— Short problem —
Leave out the pictures and copy the remaining records exactly.

Collected data entries:
· · · ·

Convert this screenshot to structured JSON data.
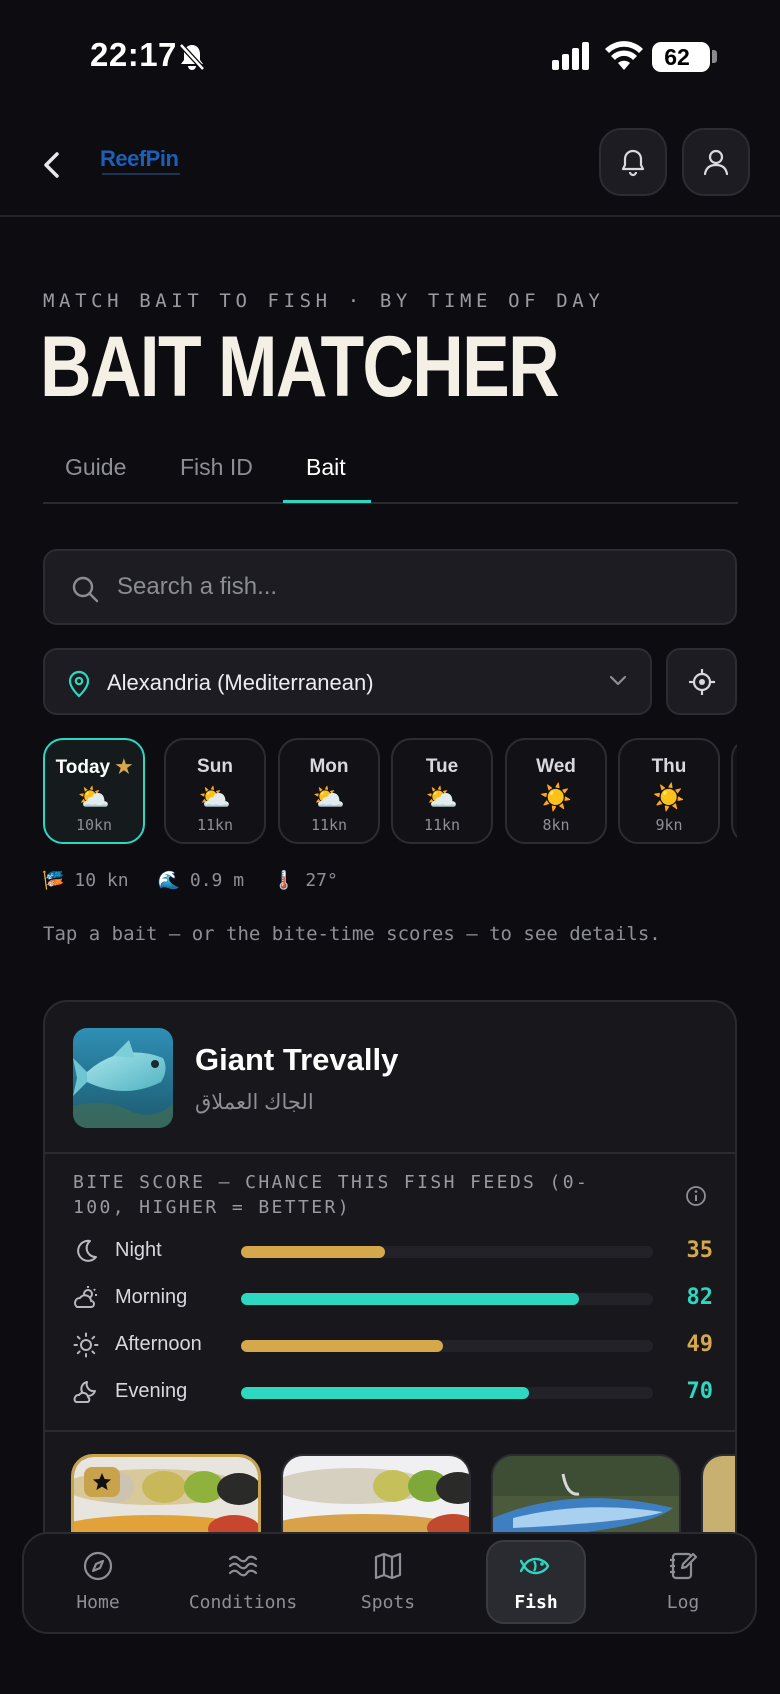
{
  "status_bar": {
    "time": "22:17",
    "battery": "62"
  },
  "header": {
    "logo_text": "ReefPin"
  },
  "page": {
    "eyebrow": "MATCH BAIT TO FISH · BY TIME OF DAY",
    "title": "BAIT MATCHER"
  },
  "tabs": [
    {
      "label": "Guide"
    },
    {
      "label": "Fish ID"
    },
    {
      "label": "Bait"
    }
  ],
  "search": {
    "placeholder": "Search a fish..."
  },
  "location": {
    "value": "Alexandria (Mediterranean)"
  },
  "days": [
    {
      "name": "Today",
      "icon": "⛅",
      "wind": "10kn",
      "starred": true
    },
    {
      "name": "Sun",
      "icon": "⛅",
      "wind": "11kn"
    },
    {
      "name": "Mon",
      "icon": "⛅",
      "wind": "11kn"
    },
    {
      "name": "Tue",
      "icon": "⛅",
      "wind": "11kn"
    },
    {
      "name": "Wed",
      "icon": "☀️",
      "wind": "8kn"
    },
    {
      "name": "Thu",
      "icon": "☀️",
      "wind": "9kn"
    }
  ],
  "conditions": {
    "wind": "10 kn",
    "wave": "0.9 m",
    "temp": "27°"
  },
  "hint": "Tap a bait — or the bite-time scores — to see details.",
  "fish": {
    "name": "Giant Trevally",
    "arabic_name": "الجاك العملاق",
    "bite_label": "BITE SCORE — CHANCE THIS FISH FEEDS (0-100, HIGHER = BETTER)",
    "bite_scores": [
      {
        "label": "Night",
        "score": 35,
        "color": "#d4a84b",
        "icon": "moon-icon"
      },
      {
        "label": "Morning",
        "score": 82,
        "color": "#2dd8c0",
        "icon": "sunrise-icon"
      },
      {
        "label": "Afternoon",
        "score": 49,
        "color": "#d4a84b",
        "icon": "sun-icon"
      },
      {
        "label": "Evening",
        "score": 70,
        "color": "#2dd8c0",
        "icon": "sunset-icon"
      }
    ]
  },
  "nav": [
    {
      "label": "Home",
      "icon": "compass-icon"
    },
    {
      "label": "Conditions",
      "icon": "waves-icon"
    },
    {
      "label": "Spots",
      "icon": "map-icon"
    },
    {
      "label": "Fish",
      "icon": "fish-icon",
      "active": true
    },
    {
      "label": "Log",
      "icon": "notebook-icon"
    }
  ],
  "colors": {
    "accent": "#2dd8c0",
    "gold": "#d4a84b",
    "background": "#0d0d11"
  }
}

· · · ·

— Response below —
Convert this screenshot to structured JSON data.
{
  "status_bar": {
    "time": "22:17",
    "battery": "62"
  },
  "header": {
    "logo_text": "ReefPin"
  },
  "page": {
    "eyebrow": "MATCH BAIT TO FISH · BY TIME OF DAY",
    "title": "BAIT MATCHER"
  },
  "tabs": [
    {
      "label": "Guide"
    },
    {
      "label": "Fish ID"
    },
    {
      "label": "Bait"
    }
  ],
  "search": {
    "placeholder": "Search a fish..."
  },
  "location": {
    "value": "Alexandria (Mediterranean)"
  },
  "days": [
    {
      "name": "Today",
      "icon": "⛅",
      "wind": "10kn",
      "starred": true
    },
    {
      "name": "Sun",
      "icon": "⛅",
      "wind": "11kn"
    },
    {
      "name": "Mon",
      "icon": "⛅",
      "wind": "11kn"
    },
    {
      "name": "Tue",
      "icon": "⛅",
      "wind": "11kn"
    },
    {
      "name": "Wed",
      "icon": "☀️",
      "wind": "8kn"
    },
    {
      "name": "Thu",
      "icon": "☀️",
      "wind": "9kn"
    }
  ],
  "conditions": {
    "wind": "10 kn",
    "wave": "0.9 m",
    "temp": "27°"
  },
  "hint": "Tap a bait — or the bite-time scores — to see details.",
  "fish": {
    "name": "Giant Trevally",
    "arabic_name": "الجاك العملاق",
    "bite_label": "BITE SCORE — CHANCE THIS FISH FEEDS (0-100, HIGHER = BETTER)",
    "bite_scores": [
      {
        "label": "Night",
        "score": 35,
        "color": "#d4a84b",
        "icon": "moon-icon"
      },
      {
        "label": "Morning",
        "score": 82,
        "color": "#2dd8c0",
        "icon": "sunrise-icon"
      },
      {
        "label": "Afternoon",
        "score": 49,
        "color": "#d4a84b",
        "icon": "sun-icon"
      },
      {
        "label": "Evening",
        "score": 70,
        "color": "#2dd8c0",
        "icon": "sunset-icon"
      }
    ]
  },
  "nav": [
    {
      "label": "Home",
      "icon": "compass-icon"
    },
    {
      "label": "Conditions",
      "icon": "waves-icon"
    },
    {
      "label": "Spots",
      "icon": "map-icon"
    },
    {
      "label": "Fish",
      "icon": "fish-icon",
      "active": true
    },
    {
      "label": "Log",
      "icon": "notebook-icon"
    }
  ],
  "colors": {
    "accent": "#2dd8c0",
    "gold": "#d4a84b",
    "background": "#0d0d11"
  }
}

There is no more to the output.